§ YOUR ASSIGNMENT:
Search the records below for the word "trnD" and show every line where it occurs.

(Stored records)
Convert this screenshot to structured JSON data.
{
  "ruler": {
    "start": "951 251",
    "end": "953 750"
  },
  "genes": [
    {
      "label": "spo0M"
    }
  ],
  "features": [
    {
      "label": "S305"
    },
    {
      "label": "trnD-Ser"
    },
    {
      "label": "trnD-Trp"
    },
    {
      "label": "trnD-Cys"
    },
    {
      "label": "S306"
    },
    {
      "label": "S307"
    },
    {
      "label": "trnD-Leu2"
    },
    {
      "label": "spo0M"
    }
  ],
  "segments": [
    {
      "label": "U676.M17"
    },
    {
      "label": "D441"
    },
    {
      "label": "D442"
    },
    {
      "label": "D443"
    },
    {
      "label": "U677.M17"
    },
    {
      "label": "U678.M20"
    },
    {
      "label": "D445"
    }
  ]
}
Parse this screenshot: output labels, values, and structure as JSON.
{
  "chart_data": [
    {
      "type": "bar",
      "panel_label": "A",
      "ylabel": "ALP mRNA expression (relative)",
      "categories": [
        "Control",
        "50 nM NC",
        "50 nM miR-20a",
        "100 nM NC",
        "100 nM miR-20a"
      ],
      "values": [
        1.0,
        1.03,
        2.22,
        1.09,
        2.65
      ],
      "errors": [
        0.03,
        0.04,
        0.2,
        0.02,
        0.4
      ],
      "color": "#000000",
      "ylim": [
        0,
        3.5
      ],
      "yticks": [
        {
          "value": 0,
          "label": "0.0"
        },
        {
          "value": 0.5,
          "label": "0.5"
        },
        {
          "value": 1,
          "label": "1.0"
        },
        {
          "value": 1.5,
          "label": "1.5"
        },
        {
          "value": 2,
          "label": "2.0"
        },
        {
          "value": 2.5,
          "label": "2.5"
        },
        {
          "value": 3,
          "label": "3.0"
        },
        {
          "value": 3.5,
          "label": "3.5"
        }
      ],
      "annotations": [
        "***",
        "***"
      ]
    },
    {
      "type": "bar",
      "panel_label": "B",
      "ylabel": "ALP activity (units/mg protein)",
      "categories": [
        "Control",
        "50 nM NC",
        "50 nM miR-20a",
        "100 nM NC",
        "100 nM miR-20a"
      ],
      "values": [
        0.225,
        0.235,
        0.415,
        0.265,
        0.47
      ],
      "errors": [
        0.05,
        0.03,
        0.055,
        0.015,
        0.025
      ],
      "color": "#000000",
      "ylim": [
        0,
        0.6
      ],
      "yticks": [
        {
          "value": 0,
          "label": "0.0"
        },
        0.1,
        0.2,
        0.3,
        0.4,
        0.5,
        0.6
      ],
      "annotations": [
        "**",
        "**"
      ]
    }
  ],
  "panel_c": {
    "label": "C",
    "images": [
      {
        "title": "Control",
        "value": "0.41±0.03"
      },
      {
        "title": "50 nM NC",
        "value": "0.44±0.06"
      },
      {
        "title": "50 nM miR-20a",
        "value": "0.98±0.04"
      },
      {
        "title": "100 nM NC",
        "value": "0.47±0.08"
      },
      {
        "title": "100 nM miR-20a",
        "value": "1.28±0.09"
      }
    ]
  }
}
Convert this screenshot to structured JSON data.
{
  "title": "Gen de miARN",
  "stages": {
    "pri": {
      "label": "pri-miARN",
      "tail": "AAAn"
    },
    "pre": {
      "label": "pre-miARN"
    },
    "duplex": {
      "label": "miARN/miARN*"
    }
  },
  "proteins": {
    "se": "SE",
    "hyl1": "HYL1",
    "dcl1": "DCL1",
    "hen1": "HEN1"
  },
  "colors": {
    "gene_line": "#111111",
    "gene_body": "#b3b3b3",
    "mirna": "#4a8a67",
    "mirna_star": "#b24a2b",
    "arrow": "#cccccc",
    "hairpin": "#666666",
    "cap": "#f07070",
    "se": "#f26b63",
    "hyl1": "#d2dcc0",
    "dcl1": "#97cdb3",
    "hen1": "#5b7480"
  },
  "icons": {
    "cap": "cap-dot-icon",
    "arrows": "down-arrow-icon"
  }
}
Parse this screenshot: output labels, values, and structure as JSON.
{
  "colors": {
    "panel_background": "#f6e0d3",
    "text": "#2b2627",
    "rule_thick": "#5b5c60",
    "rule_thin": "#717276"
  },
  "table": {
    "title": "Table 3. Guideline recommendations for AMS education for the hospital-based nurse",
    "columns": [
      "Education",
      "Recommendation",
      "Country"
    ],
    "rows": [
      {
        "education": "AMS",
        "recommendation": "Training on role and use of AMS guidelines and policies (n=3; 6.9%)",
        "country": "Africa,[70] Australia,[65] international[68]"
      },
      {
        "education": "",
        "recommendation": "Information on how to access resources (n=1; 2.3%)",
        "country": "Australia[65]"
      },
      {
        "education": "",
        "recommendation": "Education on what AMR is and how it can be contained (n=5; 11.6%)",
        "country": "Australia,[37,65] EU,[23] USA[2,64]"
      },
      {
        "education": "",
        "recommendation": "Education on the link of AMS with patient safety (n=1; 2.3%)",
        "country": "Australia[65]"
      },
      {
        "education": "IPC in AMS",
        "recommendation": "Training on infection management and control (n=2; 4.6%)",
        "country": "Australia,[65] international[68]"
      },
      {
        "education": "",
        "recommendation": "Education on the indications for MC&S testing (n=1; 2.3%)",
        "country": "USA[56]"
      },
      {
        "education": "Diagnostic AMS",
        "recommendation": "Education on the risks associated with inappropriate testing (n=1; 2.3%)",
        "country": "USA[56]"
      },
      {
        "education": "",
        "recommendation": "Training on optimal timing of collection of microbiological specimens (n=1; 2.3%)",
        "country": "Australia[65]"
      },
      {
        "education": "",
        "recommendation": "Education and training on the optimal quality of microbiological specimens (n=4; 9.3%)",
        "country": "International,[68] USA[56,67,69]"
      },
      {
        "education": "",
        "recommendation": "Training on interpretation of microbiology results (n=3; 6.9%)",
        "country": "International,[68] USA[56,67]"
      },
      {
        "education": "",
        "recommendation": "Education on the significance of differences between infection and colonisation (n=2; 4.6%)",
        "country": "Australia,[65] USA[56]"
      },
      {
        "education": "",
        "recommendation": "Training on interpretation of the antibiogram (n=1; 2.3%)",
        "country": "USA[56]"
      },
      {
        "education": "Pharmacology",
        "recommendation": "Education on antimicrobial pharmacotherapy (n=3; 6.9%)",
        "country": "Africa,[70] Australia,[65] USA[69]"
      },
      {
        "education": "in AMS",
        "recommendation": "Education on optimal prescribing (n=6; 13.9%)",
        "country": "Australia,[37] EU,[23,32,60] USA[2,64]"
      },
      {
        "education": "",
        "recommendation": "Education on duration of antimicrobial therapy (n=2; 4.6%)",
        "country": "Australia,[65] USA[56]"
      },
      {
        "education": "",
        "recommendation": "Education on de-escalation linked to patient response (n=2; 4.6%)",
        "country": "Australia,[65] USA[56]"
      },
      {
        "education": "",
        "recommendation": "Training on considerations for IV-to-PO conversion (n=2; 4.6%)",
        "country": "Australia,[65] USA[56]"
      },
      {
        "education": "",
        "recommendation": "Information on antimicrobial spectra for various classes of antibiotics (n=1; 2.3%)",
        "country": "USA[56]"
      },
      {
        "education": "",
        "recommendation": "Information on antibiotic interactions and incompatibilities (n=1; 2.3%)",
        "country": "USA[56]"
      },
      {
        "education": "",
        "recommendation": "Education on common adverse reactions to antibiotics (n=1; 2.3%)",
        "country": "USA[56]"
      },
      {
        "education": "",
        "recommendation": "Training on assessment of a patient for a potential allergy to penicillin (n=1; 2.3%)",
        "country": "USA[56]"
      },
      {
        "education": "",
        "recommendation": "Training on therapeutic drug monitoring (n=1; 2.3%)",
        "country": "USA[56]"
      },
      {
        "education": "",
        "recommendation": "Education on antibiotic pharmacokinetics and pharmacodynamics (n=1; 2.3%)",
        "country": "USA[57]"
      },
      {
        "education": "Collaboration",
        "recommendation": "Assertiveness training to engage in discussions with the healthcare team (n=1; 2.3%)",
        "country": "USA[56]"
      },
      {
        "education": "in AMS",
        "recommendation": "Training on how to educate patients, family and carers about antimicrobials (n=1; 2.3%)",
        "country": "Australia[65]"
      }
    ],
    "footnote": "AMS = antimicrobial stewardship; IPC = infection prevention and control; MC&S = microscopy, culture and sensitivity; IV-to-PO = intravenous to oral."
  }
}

§ RESPONSE:
      "label": "trnD-Ser"
      "label": "trnD-Trp"
      "label": "trnD-Cys"
      "label": "trnD-Leu2"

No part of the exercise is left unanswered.